TASK: From the listing below, return the lines character for character, starting at the line that contains "panel-a-legend: C6 C6N" and stopping after the line that contains "255, 183, 266]".

[Annotated element entries]
__________

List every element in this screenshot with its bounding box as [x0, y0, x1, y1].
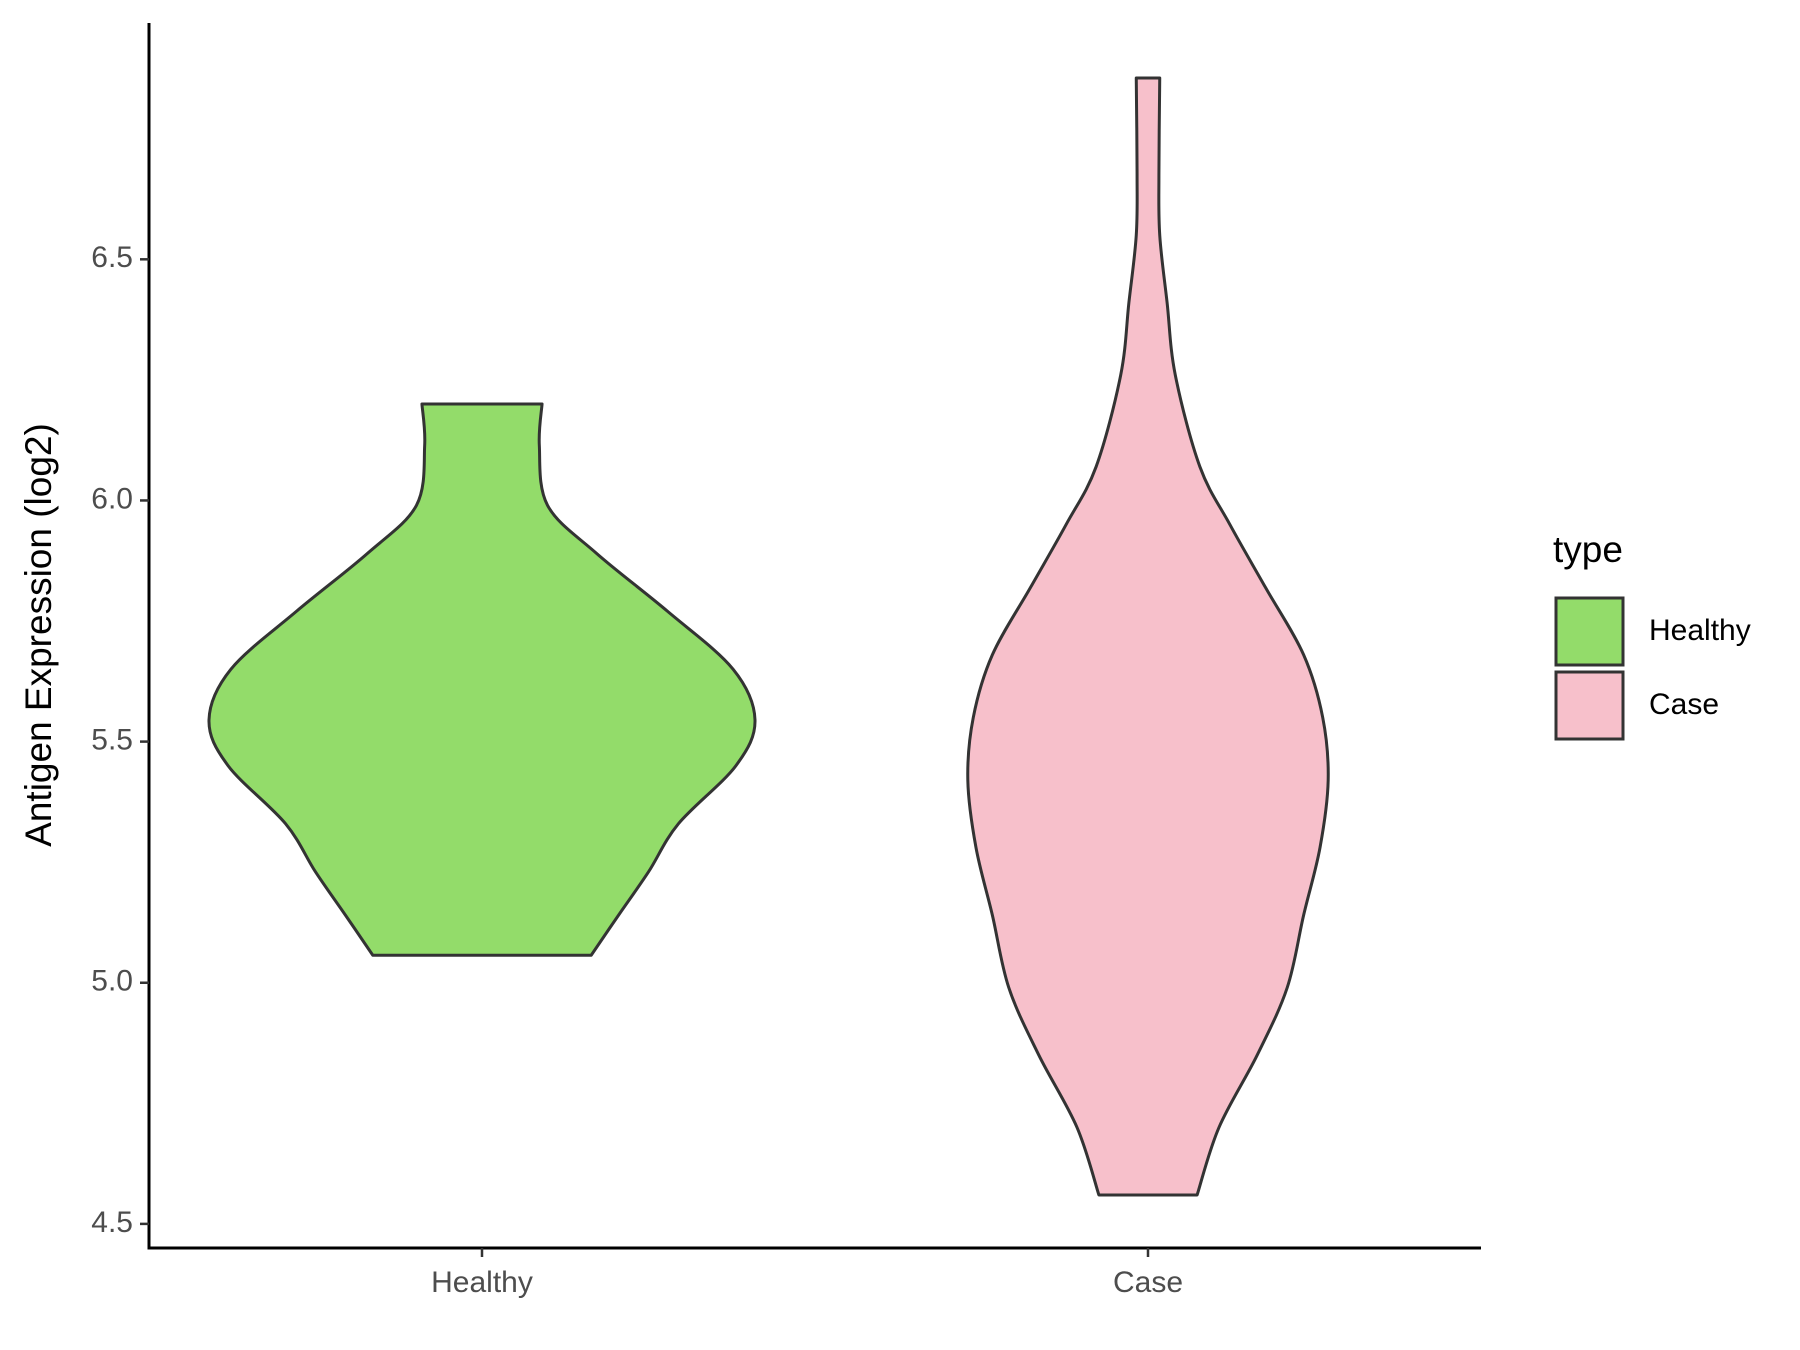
y-tick-label: 5.5 — [91, 724, 133, 757]
violin — [207, 402, 757, 957]
violin — [966, 76, 1330, 1197]
x-tick-label: Healthy — [431, 1266, 533, 1299]
x-tick-label: Case — [1113, 1266, 1183, 1299]
legend-label: Case — [1649, 688, 1719, 721]
legend-label: Healthy — [1649, 614, 1751, 647]
legend-key — [1554, 670, 1625, 741]
legend-key — [1554, 596, 1625, 667]
y-tick-label: 4.5 — [91, 1206, 133, 1239]
y-axis-title: Antigen Expression (log2) — [18, 423, 59, 847]
y-tick-label: 6.5 — [91, 241, 133, 274]
legend-title: type — [1553, 529, 1623, 570]
y-tick-label: 5.0 — [91, 965, 133, 998]
y-tick-label: 6.0 — [91, 482, 133, 515]
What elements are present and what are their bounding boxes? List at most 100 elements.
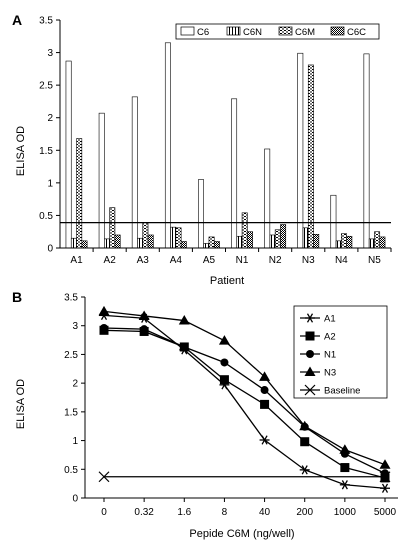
panel-a-legend: C6 C6N C6M C6C	[175, 23, 380, 40]
legend-label-c6: C6	[197, 27, 209, 38]
x-tick-label: 0.32	[134, 507, 154, 518]
series-n3	[98, 305, 391, 469]
point-a1	[259, 435, 270, 445]
y-tick-label: 0.5	[64, 465, 78, 476]
bar-c6n-a1	[70, 237, 77, 249]
x-tick-label: A4	[170, 255, 183, 266]
legend-label-n1: N1	[324, 350, 336, 361]
bar-c6m-n1	[241, 212, 248, 249]
y-tick-label: 3.5	[39, 16, 53, 27]
y-tick-label: 3	[72, 321, 78, 332]
point-n3	[259, 371, 271, 381]
bar-c6n-n5	[368, 238, 375, 249]
point-n1	[180, 342, 189, 351]
bar-c6c-n2	[280, 224, 287, 249]
bar-c6c-a3	[147, 234, 154, 249]
x-tick-label: 8	[222, 507, 228, 518]
y-tick-label: 1.5	[64, 407, 78, 418]
y-tick-label: 0	[47, 244, 53, 255]
legend-swatch-c6	[180, 26, 195, 36]
point-baseline	[98, 471, 110, 483]
panel-b-legend: A1 A2 N1 N3 Baseline	[293, 305, 388, 399]
legend-label-a2: A2	[324, 332, 336, 343]
legend-label-baseline: Baseline	[324, 386, 360, 397]
bar-c6m-a3	[142, 222, 149, 249]
panel-b-x-axis-label: Pepide C6M (ng/well)	[189, 528, 294, 540]
y-tick-label: 2	[47, 113, 53, 124]
bar-c6-n2	[264, 148, 271, 249]
bar-c6-n3	[297, 52, 304, 249]
legend-marker-a2	[305, 331, 315, 341]
bar-c6m-a5	[208, 236, 215, 249]
point-a2	[300, 437, 310, 447]
bar-c6m-a2	[109, 207, 116, 249]
x-tick-label: 0	[101, 507, 107, 518]
bar-c6-a3	[131, 96, 138, 249]
bar-c6n-a3	[137, 237, 144, 249]
bar-c6c-a1	[81, 240, 88, 249]
bar-c6n-a5	[203, 243, 210, 249]
point-n1	[220, 358, 229, 367]
bar-c6c-n1	[247, 231, 253, 249]
panel-a-bars	[65, 42, 386, 249]
point-n3	[218, 335, 230, 345]
bar-c6c-a2	[114, 234, 121, 249]
panel-a-bar-chart: A ELISA OD Patient 0 0.5 1 1.5 2 2.5 3 3.5 A1 A2…	[12, 12, 392, 287]
x-tick-label: A1	[70, 255, 83, 266]
bar-c6c-a5	[213, 241, 220, 249]
panel-b-y-axis-label: ELISA OD	[15, 379, 27, 429]
series-n1	[100, 324, 389, 478]
x-tick-label: 200	[296, 507, 313, 518]
bar-c6m-a1	[76, 138, 83, 249]
bar-c6-a4	[164, 42, 171, 249]
bar-c6c-n3	[313, 234, 320, 249]
point-n3	[138, 310, 150, 320]
line-a1	[103, 314, 386, 489]
legend-marker-n1	[306, 350, 314, 358]
legend-label-c6m: C6M	[295, 27, 315, 38]
bar-c6-a2	[98, 112, 105, 249]
y-tick-label: 1	[72, 436, 78, 447]
point-baseline	[379, 471, 391, 483]
x-tick-label: A5	[203, 255, 216, 266]
y-tick-label: 0	[72, 494, 78, 505]
x-tick-label: N1	[236, 255, 249, 266]
x-tick-label: N5	[368, 255, 381, 266]
panel-b-series	[98, 305, 391, 493]
point-a2	[340, 463, 350, 473]
point-n3	[178, 315, 190, 325]
x-tick-label: N3	[302, 255, 315, 266]
bar-c6n-n1	[236, 235, 243, 249]
bar-c6c-n5	[379, 236, 386, 249]
legend-marker-baseline	[304, 384, 316, 396]
point-n3	[299, 420, 311, 431]
point-a2	[219, 375, 229, 385]
panel-a-y-axis-label: ELISA OD	[15, 126, 27, 176]
point-a1	[380, 483, 390, 493]
legend-label-c6n: C6N	[243, 27, 262, 38]
panel-a-label: A	[12, 12, 22, 28]
bar-c6c-n4	[346, 235, 353, 249]
bar-c6-n5	[363, 53, 370, 249]
bar-c6-n4	[330, 194, 337, 249]
point-n1	[100, 324, 108, 333]
y-tick-label: 2	[72, 379, 78, 390]
y-tick-label: 3.5	[64, 293, 78, 304]
x-tick-label: 5000	[374, 507, 397, 518]
bar-c6n-n2	[269, 234, 276, 249]
y-tick-label: 1.5	[39, 146, 53, 157]
bar-c6n-n4	[335, 240, 342, 249]
bar-c6m-n4	[341, 233, 347, 249]
bar-c6n-a4	[170, 226, 177, 249]
x-tick-label: A3	[137, 255, 150, 266]
legend-label-n3: N3	[324, 368, 336, 379]
legend-marker-a1	[305, 313, 315, 323]
panel-b-y-ticks: 0 0.5 1 1.5 2 2.5 3 3.5	[64, 293, 85, 505]
y-tick-label: 2.5	[64, 350, 78, 361]
series-baseline	[98, 471, 391, 483]
point-a1	[299, 465, 310, 475]
y-tick-label: 2.5	[39, 81, 53, 92]
panel-a-x-ticks: A1 A2 A3 A4 A5 N1 N2 N3 N4 N5	[70, 248, 392, 266]
point-n1	[260, 386, 269, 395]
point-a2	[260, 399, 270, 409]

__________

ANSWER TO THE TASK:
panel-a-legend: C6 C6N C6M C6C	[175, 23, 380, 40]
legend-label-c6: C6	[197, 27, 209, 38]
x-tick-label: 0.32	[134, 507, 154, 518]
series-n3	[98, 305, 391, 469]
point-a1	[259, 435, 270, 445]
y-tick-label: 0.5	[64, 465, 78, 476]
bar-c6n-a1	[70, 237, 77, 249]
x-tick-label: A4	[170, 255, 183, 266]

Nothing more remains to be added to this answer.